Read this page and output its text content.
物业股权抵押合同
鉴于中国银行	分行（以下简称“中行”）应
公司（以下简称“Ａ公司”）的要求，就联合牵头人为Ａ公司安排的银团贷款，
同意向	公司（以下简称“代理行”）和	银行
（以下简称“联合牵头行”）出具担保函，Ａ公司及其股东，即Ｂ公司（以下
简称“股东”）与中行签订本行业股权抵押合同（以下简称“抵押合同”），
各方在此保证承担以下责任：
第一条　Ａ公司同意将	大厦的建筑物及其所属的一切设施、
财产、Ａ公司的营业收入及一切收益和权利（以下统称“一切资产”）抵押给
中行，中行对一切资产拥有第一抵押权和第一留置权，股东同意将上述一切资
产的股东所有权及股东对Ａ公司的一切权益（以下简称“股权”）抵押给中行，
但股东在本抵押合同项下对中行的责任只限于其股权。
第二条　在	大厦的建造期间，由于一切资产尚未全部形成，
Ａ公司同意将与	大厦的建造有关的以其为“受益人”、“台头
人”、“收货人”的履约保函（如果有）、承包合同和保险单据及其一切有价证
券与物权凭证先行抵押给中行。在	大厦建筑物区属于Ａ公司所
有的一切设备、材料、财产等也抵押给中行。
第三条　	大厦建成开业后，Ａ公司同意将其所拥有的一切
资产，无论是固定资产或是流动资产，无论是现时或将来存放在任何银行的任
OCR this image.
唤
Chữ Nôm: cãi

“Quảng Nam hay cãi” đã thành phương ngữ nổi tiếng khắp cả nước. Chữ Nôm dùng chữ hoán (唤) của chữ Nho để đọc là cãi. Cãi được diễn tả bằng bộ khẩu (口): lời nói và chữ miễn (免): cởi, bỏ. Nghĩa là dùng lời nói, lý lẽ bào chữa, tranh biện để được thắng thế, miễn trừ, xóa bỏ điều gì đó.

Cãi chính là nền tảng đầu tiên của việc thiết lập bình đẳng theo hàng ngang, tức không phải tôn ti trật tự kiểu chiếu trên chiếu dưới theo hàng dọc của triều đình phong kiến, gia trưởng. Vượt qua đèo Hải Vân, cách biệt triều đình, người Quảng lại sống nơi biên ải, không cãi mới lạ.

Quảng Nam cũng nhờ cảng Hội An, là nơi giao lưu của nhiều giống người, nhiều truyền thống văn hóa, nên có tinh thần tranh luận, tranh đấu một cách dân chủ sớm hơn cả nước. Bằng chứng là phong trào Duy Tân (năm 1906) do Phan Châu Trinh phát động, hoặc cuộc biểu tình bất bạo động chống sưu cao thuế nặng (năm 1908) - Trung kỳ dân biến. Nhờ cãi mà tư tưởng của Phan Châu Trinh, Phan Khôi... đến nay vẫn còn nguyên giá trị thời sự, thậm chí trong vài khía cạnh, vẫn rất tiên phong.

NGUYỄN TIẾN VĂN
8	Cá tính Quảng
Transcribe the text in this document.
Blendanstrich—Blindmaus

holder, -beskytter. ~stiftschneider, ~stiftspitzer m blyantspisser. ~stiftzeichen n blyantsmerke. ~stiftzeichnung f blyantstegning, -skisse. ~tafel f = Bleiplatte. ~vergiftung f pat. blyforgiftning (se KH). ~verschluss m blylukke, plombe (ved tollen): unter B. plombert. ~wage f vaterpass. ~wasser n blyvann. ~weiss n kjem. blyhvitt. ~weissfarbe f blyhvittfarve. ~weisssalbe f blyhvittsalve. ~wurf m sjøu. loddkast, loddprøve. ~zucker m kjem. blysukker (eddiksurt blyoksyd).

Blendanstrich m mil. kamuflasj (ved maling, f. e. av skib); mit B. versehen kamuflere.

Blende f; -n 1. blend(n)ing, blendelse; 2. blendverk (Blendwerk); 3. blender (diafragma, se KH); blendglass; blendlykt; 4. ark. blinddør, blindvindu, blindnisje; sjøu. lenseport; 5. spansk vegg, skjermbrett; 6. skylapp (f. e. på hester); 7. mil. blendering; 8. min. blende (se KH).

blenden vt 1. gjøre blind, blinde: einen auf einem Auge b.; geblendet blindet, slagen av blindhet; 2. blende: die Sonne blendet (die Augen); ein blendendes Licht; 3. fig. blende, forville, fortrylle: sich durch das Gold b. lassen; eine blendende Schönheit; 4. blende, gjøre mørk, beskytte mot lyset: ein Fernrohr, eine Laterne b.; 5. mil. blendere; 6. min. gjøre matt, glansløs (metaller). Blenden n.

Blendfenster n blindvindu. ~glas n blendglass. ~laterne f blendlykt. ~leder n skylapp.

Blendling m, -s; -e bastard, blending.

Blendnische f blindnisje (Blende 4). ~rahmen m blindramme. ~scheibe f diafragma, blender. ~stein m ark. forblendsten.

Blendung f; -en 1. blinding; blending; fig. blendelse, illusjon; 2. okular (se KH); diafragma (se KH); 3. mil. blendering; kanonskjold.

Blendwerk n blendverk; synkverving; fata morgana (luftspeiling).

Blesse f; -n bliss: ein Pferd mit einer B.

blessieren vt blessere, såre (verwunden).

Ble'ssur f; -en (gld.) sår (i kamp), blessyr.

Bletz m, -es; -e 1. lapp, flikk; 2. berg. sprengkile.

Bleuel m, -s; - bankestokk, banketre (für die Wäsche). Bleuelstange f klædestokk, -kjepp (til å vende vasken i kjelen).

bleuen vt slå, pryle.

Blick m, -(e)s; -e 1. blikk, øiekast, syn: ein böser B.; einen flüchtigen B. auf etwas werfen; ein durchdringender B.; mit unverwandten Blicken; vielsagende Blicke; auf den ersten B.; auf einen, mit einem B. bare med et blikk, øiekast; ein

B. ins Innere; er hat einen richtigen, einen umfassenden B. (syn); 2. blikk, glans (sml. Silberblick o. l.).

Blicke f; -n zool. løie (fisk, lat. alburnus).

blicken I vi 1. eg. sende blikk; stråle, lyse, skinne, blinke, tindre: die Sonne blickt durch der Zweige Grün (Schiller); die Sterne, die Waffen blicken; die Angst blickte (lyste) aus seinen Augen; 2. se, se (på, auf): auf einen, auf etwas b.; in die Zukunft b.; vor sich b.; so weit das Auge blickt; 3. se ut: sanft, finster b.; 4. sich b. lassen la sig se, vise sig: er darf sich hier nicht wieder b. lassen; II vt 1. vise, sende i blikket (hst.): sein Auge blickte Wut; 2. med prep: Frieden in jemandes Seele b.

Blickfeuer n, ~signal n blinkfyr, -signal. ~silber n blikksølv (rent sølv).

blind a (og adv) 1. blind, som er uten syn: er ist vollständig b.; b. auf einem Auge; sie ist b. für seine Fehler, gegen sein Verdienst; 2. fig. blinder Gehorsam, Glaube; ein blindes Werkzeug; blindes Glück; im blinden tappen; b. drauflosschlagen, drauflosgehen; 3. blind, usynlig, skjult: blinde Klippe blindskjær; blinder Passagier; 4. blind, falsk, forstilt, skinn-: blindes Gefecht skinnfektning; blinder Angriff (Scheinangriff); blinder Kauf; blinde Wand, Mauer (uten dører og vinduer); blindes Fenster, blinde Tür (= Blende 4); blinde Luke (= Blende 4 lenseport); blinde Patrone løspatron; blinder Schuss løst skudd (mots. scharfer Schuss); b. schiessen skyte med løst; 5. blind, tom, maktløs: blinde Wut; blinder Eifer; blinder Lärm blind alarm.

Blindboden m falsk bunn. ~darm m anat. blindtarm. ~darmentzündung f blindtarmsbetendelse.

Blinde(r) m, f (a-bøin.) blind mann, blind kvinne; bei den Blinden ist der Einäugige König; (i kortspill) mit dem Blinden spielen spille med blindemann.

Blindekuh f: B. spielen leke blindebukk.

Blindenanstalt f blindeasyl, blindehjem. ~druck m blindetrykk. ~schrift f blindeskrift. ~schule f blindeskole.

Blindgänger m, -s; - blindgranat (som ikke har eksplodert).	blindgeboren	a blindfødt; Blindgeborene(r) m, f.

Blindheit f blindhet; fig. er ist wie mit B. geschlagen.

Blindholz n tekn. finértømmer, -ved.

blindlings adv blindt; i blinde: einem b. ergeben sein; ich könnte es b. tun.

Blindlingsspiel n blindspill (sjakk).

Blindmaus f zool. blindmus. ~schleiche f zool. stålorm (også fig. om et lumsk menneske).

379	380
++++++
> _Request_
How many of the lines above include the string "spielen"? Answer with the number only.

> _Result of this task_
2